EXERCISE:
Locate the string "JSON" in the listing below. Copy every line where it is found.

------ DATA LISTING

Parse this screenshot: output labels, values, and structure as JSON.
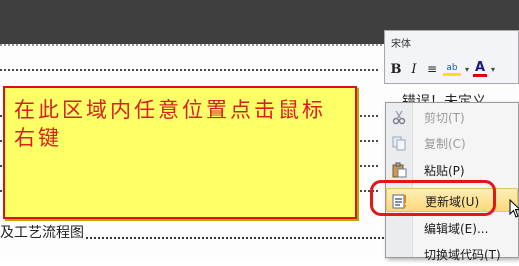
{
  "callout": {
    "text": "在此区域内任意位置点击鼠标右键"
  },
  "document": {
    "toc_text": "及工艺流程图",
    "right_text": "错误！未定义"
  },
  "mini_toolbar": {
    "font_label": "宋体",
    "bold": "B",
    "italic": "I",
    "align": "≡",
    "highlight": "ab",
    "font_color": "A",
    "dropdown": "▾"
  },
  "context_menu": {
    "items": [
      {
        "label": "剪切(T)",
        "enabled": false,
        "icon": "scissors-icon"
      },
      {
        "label": "复制(C)",
        "enabled": false,
        "icon": "copy-icon"
      },
      {
        "label": "粘贴(P)",
        "enabled": true,
        "icon": "paste-icon"
      },
      {
        "label": "更新域(U)",
        "enabled": true,
        "icon": "update-field-icon",
        "highlighted": true
      },
      {
        "label": "编辑域(E)...",
        "enabled": true,
        "icon": ""
      },
      {
        "label": "切换域代码(T)",
        "enabled": true,
        "icon": ""
      }
    ]
  },
  "colors": {
    "callout_bg": "#ffff66",
    "callout_border": "#e01010",
    "callout_text": "#d82020",
    "highlight_ring": "#e01818",
    "menu_highlight": "#fbd97a"
  }
}
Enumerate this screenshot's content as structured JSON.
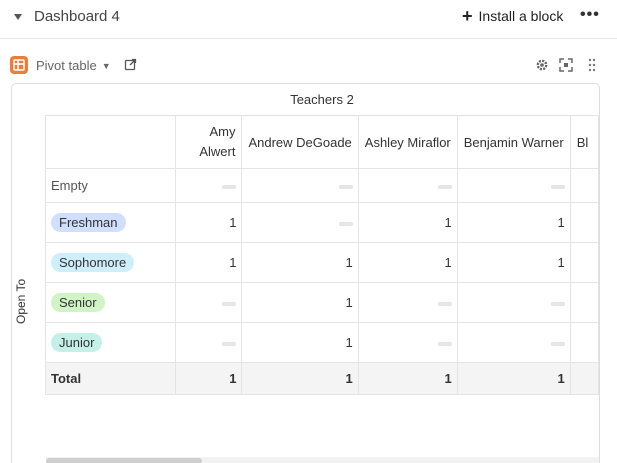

------------

RESPONSE BELOW:
Parse this screenshot: output labels, values, and structure as JSON.
Enumerate this screenshot's content as structured JSON.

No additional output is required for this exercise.